Problem to work on:
Output the records exactly. Include every line.

Dataset items
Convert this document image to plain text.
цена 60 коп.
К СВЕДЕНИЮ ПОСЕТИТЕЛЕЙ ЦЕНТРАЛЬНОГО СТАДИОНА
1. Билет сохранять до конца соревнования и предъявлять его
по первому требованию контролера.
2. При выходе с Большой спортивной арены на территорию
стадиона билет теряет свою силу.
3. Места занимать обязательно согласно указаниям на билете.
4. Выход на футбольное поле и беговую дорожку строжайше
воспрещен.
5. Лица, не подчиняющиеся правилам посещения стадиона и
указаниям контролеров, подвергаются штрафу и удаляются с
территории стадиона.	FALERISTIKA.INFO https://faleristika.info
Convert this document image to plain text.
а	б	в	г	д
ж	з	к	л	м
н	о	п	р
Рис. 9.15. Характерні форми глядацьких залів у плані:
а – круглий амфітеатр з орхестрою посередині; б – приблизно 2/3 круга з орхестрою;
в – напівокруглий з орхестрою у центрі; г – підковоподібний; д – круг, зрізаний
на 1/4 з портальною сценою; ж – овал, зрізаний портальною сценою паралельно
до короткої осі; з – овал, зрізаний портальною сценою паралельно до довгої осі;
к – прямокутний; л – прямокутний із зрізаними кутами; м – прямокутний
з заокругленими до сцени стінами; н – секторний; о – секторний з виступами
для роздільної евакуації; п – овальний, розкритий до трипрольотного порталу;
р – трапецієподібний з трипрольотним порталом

Completed exercise:
Convert this document image to plain text.
цена 60 коп.
К СВЕДЕНИЮ ПОСЕТИТЕЛЕЙ ЦЕНТРАЛЬНОГО СТАДИОНА
1. Билет сохранять до конца соревнования и предъявлять его
по первому требованию контролера.
2. При выходе с Большой спортивной арены на территорию
стадиона билет теряет свою силу.
3. Места занимать обязательно согласно указаниям на билете.
4. Выход на футбольное поле и беговую дорожку строжайше
воспрещен.
5. Лица, не подчиняющиеся правилам посещения стадиона и
указаниям контролеров, подвергаются штрафу и удаляются с
территории стадиона.	FALERISTIKA.INFO https://faleristika.info
Convert this document image to plain text.
а	б	в	г	д
ж	з	к	л	м
н	о	п	р
Рис. 9.15. Характерні форми глядацьких залів у плані:
а – круглий амфітеатр з орхестрою посередині; б – приблизно 2/3 круга з орхестрою;
в – напівокруглий з орхестрою у центрі; г – підковоподібний; д – круг, зрізаний
на 1/4 з портальною сценою; ж – овал, зрізаний портальною сценою паралельно
до короткої осі; з – овал, зрізаний портальною сценою паралельно до довгої осі;
к – прямокутний; л – прямокутний із зрізаними кутами; м – прямокутний
з заокругленими до сцени стінами; н – секторний; о – секторний з виступами
для роздільної евакуації; п – овальний, розкритий до трипрольотного порталу;
р – трапецієподібний з трипрольотним порталом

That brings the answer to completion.